[Dataset excerpt]
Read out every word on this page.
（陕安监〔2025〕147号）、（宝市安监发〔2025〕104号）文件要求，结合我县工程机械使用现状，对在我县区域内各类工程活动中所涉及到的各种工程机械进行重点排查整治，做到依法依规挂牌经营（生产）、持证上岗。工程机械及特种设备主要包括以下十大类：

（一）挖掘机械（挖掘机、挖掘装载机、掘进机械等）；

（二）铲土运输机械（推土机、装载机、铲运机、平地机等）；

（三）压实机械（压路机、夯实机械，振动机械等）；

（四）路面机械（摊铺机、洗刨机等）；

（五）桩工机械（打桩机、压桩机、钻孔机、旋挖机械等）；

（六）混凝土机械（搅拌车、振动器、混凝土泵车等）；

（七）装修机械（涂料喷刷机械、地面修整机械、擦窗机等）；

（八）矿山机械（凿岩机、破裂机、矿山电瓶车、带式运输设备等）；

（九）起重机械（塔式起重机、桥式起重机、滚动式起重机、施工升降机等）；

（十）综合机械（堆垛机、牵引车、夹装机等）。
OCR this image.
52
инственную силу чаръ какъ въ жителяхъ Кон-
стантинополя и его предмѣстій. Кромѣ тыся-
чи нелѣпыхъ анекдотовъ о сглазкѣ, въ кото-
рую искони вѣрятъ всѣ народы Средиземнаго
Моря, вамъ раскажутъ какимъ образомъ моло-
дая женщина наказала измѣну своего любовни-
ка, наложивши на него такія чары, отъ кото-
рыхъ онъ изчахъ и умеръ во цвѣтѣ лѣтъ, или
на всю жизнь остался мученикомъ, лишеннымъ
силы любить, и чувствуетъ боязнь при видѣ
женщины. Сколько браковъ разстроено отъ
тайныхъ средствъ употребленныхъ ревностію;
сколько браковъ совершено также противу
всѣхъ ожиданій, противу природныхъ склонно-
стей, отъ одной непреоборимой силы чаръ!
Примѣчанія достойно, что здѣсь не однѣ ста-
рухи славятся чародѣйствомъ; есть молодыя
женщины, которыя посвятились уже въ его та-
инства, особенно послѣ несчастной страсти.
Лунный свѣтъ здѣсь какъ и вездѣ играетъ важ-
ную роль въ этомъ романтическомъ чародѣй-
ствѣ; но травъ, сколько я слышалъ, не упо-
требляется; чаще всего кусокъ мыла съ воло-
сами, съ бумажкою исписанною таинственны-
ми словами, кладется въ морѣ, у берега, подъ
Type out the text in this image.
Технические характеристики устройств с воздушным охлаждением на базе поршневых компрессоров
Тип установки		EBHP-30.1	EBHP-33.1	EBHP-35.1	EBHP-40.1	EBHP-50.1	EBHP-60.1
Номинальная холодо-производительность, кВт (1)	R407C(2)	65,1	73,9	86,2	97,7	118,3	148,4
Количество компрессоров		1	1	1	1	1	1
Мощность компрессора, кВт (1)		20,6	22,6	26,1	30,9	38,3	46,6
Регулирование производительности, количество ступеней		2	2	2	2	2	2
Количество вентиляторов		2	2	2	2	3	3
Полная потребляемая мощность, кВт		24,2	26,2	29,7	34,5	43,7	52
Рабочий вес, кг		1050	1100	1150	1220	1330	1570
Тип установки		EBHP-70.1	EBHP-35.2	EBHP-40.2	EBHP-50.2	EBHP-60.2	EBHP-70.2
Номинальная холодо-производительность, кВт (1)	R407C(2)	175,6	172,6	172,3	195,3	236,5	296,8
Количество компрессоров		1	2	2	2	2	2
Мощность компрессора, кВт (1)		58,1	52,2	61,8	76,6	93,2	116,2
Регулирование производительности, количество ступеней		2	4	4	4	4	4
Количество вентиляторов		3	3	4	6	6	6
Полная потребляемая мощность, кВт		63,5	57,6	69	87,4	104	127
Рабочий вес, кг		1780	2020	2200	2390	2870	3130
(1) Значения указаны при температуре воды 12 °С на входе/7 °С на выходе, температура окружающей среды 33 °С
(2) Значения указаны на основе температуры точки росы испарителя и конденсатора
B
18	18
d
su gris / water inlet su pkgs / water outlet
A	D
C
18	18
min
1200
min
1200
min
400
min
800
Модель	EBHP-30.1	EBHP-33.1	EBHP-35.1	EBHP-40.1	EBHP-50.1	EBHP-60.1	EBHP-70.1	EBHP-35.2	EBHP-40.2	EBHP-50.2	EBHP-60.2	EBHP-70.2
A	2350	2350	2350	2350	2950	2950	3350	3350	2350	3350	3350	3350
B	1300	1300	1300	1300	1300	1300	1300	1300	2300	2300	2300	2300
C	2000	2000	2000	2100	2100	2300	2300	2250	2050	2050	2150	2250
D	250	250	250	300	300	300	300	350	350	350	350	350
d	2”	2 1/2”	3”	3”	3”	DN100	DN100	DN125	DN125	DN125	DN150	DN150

Problem: Copy every line that includes the string "this" from the material above.

Answer to the exercise:
Read out every word on this page.
OCR this image.
Type out the text in this image.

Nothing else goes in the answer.